■ **DO THIS**:
Each record needs to be echoed exactly; can you do that?

=== PROVIDED ENTRIES ===

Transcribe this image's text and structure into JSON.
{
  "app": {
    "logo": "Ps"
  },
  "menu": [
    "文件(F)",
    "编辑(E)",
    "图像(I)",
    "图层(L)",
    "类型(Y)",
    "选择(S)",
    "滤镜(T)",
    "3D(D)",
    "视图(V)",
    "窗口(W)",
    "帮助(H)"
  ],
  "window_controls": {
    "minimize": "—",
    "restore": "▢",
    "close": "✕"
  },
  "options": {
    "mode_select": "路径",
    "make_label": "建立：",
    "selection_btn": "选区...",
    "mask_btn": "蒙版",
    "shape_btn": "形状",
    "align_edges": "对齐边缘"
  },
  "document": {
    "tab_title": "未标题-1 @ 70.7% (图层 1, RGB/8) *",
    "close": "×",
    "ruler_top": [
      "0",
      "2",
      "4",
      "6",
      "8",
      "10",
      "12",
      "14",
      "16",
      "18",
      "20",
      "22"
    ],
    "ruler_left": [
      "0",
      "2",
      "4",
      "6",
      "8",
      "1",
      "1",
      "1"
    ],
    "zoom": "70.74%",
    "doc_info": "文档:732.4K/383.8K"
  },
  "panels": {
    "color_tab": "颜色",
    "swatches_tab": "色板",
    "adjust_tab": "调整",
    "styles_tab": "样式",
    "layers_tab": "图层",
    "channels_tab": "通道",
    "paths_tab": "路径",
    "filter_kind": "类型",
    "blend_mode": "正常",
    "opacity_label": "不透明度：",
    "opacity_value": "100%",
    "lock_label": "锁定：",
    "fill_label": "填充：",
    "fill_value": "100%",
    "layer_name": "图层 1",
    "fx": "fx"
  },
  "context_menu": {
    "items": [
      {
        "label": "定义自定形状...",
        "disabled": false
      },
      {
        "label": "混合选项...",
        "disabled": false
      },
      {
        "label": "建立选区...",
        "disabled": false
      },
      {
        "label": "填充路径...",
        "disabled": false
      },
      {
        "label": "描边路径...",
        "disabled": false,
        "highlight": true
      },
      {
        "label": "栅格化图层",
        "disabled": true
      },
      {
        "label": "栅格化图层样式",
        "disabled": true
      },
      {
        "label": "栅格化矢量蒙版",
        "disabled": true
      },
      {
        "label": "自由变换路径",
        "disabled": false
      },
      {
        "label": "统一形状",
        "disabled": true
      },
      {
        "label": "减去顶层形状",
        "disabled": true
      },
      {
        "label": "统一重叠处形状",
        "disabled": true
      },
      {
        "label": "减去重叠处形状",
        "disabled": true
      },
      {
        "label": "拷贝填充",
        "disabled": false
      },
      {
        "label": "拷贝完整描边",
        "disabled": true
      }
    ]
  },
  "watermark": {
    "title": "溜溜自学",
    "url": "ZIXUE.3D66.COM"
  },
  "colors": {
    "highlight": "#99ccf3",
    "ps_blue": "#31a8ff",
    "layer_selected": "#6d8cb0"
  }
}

===

■ **WRITTEN ANSWER**:
Transcribe this image's text and structure into JSON.
{
  "app": {
    "logo": "Ps"
  },
  "menu": [
    "文件(F)",
    "编辑(E)",
    "图像(I)",
    "图层(L)",
    "类型(Y)",
    "选择(S)",
    "滤镜(T)",
    "3D(D)",
    "视图(V)",
    "窗口(W)",
    "帮助(H)"
  ],
  "window_controls": {
    "minimize": "—",
    "restore": "▢",
    "close": "✕"
  },
  "options": {
    "mode_select": "路径",
    "make_label": "建立：",
    "selection_btn": "选区...",
    "mask_btn": "蒙版",
    "shape_btn": "形状",
    "align_edges": "对齐边缘"
  },
  "document": {
    "tab_title": "未标题-1 @ 70.7% (图层 1, RGB/8) *",
    "close": "×",
    "ruler_top": [
      "0",
      "2",
      "4",
      "6",
      "8",
      "10",
      "12",
      "14",
      "16",
      "18",
      "20",
      "22"
    ],
    "ruler_left": [
      "0",
      "2",
      "4",
      "6",
      "8",
      "1",
      "1",
      "1"
    ],
    "zoom": "70.74%",
    "doc_info": "文档:732.4K/383.8K"
  },
  "panels": {
    "color_tab": "颜色",
    "swatches_tab": "色板",
    "adjust_tab": "调整",
    "styles_tab": "样式",
    "layers_tab": "图层",
    "channels_tab": "通道",
    "paths_tab": "路径",
    "filter_kind": "类型",
    "blend_mode": "正常",
    "opacity_label": "不透明度：",
    "opacity_value": "100%",
    "lock_label": "锁定：",
    "fill_label": "填充：",
    "fill_value": "100%",
    "layer_name": "图层 1",
    "fx": "fx"
  },
  "context_menu": {
    "items": [
      {
        "label": "定义自定形状...",
        "disabled": false
      },
      {
        "label": "混合选项...",
        "disabled": false
      },
      {
        "label": "建立选区...",
        "disabled": false
      },
      {
        "label": "填充路径...",
        "disabled": false
      },
      {
        "label": "描边路径...",
        "disabled": false,
        "highlight": true
      },
      {
        "label": "栅格化图层",
        "disabled": true
      },
      {
        "label": "栅格化图层样式",
        "disabled": true
      },
      {
        "label": "栅格化矢量蒙版",
        "disabled": true
      },
      {
        "label": "自由变换路径",
        "disabled": false
      },
      {
        "label": "统一形状",
        "disabled": true
      },
      {
        "label": "减去顶层形状",
        "disabled": true
      },
      {
        "label": "统一重叠处形状",
        "disabled": true
      },
      {
        "label": "减去重叠处形状",
        "disabled": true
      },
      {
        "label": "拷贝填充",
        "disabled": false
      },
      {
        "label": "拷贝完整描边",
        "disabled": true
      }
    ]
  },
  "watermark": {
    "title": "溜溜自学",
    "url": "ZIXUE.3D66.COM"
  },
  "colors": {
    "highlight": "#99ccf3",
    "ps_blue": "#31a8ff",
    "layer_selected": "#6d8cb0"
  }
}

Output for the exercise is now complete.